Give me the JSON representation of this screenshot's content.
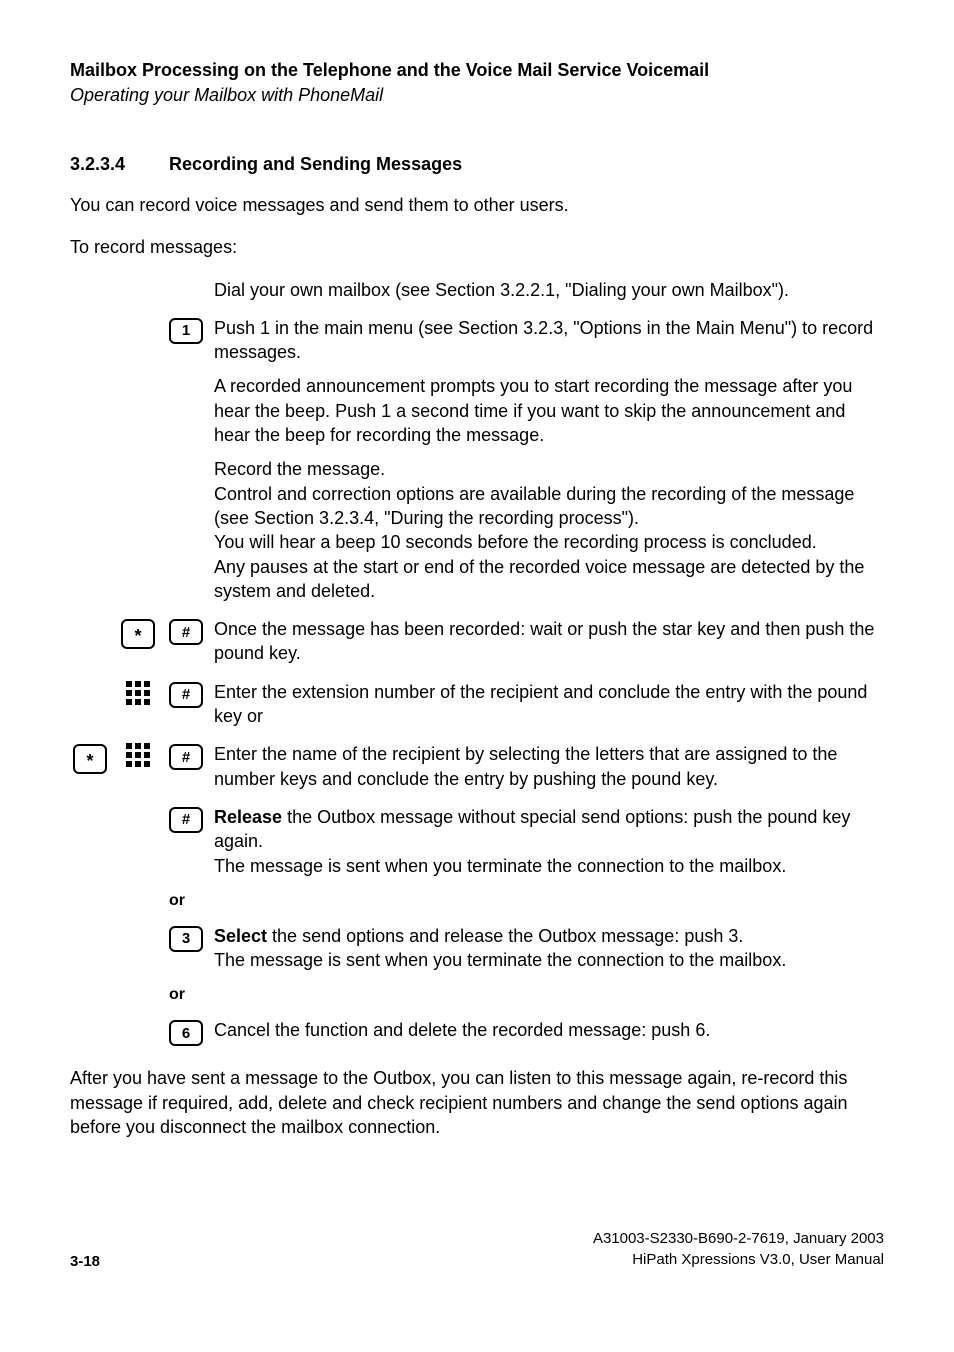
{
  "header": {
    "title": "Mailbox Processing on the Telephone and the Voice Mail Service Voicemail",
    "sub": "Operating your Mailbox with PhoneMail"
  },
  "section": {
    "num": "3.2.3.4",
    "title": "Recording and Sending Messages"
  },
  "intro1": "You can record voice messages and send them to other users.",
  "intro2": "To record messages:",
  "steps": {
    "s0": "Dial your own mailbox (see Section 3.2.2.1, \"Dialing your own Mailbox\").",
    "s1a": "Push 1 in the main menu (see Section 3.2.3, \"Options in the Main Menu\") to record messages.",
    "s1b": "A recorded announcement prompts you to start recording the message after you hear the beep. Push 1 a second time if you want to skip the announcement and hear the beep for recording the message.",
    "s1c": "Record the message.\nControl and correction options are available during the recording of the message (see Section 3.2.3.4, \"During the recording process\").\nYou will hear a beep 10 seconds before the recording process is concluded.\nAny pauses at the start or end of the recorded voice message are detected by the system and deleted.",
    "s2": "Once the message has been recorded: wait or push the star key and then push the pound key.",
    "s3": "Enter the extension number of the recipient and conclude the entry with the pound key or",
    "s4": "Enter the name of the recipient by selecting the letters that are assigned to the number keys and conclude the entry by pushing the pound key.",
    "s5a_strong": "Release",
    "s5a_rest": " the Outbox message without special send options: push the pound key again.\nThe message is sent when you terminate the connection to the mailbox.",
    "or": "or",
    "s6a_strong": "Select",
    "s6a_rest": " the send options and release the Outbox message: push 3.\nThe message is sent when you terminate the connection to the mailbox.",
    "s7": "Cancel the function and delete the recorded message: push 6."
  },
  "keys": {
    "one": "1",
    "star": "*",
    "hash": "#",
    "three": "3",
    "six": "6"
  },
  "closing": "After you have sent a message to the Outbox, you can listen to this message again, re-record this message if required, add, delete and check recipient numbers and change the send options again before you disconnect the mailbox connection.",
  "footer": {
    "page": "3-18",
    "doc_id": "A31003-S2330-B690-2-7619, January 2003",
    "product": "HiPath Xpressions V3.0, User Manual"
  }
}
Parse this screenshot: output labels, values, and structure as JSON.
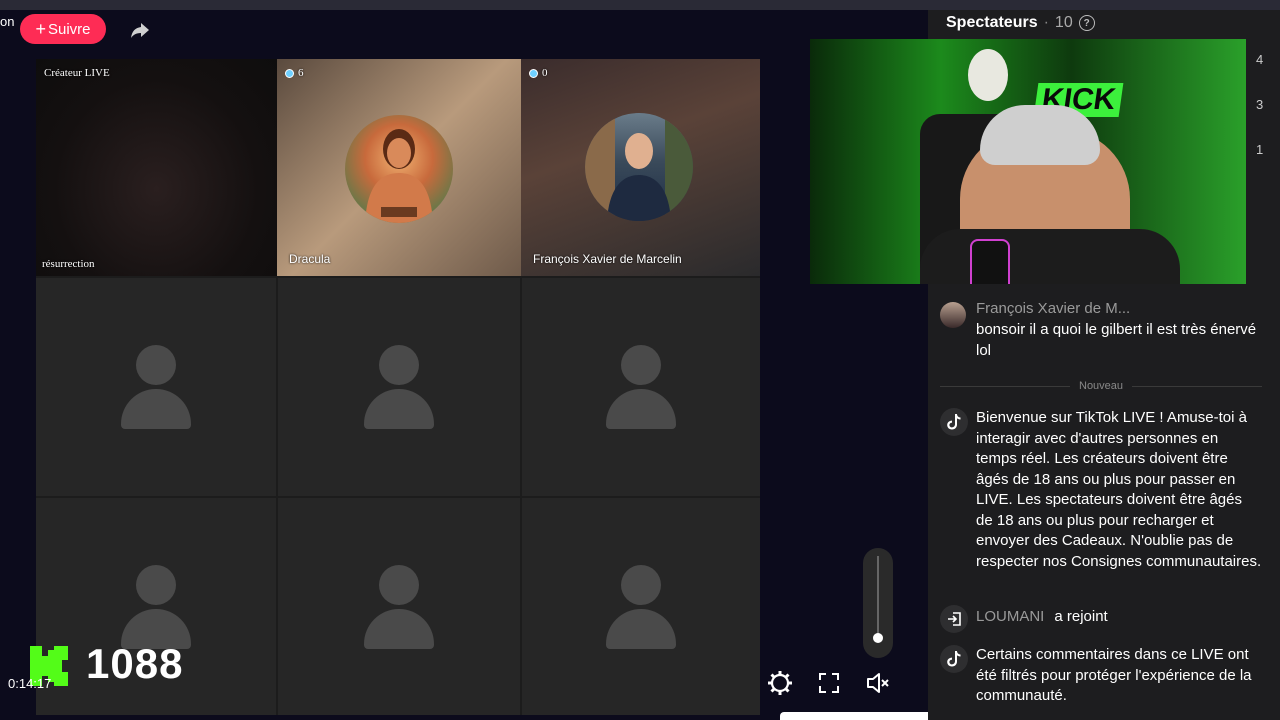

#####

• Task details
Write out the entries above verbatim; the pictures do not belong in your copy.

• Problem solution
Give me the JSON representation of this screenshot's content.
{
  "header": {
    "title": "Mailbox Processing on the Telephone and the Voice Mail Service Voicemail",
    "sub": "Operating your Mailbox with PhoneMail"
  },
  "section": {
    "num": "3.2.3.4",
    "title": "Recording and Sending Messages"
  },
  "intro1": "You can record voice messages and send them to other users.",
  "intro2": "To record messages:",
  "steps": {
    "s0": "Dial your own mailbox (see Section 3.2.2.1, \"Dialing your own Mailbox\").",
    "s1a": "Push 1 in the main menu (see Section 3.2.3, \"Options in the Main Menu\") to record messages.",
    "s1b": "A recorded announcement prompts you to start recording the message after you hear the beep. Push 1 a second time if you want to skip the announcement and hear the beep for recording the message.",
    "s1c": "Record the message.\nControl and correction options are available during the recording of the message (see Section 3.2.3.4, \"During the recording process\").\nYou will hear a beep 10 seconds before the recording process is concluded.\nAny pauses at the start or end of the recorded voice message are detected by the system and deleted.",
    "s2": "Once the message has been recorded: wait or push the star key and then push the pound key.",
    "s3": "Enter the extension number of the recipient and conclude the entry with the pound key or",
    "s4": "Enter the name of the recipient by selecting the letters that are assigned to the number keys and conclude the entry by pushing the pound key.",
    "s5a_strong": "Release",
    "s5a_rest": " the Outbox message without special send options: push the pound key again.\nThe message is sent when you terminate the connection to the mailbox.",
    "or": "or",
    "s6a_strong": "Select",
    "s6a_rest": " the send options and release the Outbox message: push 3.\nThe message is sent when you terminate the connection to the mailbox.",
    "s7": "Cancel the function and delete the recorded message: push 6."
  },
  "keys": {
    "one": "1",
    "star": "*",
    "hash": "#",
    "three": "3",
    "six": "6"
  },
  "closing": "After you have sent a message to the Outbox, you can listen to this message again, re-record this message if required, add, delete and check recipient numbers and change the send options again before you disconnect the mailbox connection.",
  "footer": {
    "page": "3-18",
    "doc_id": "A31003-S2330-B690-2-7619, January 2003",
    "product": "HiPath Xpressions V3.0, User Manual"
  }
}
Parse this screenshot: output labels, values, and structure as JSON.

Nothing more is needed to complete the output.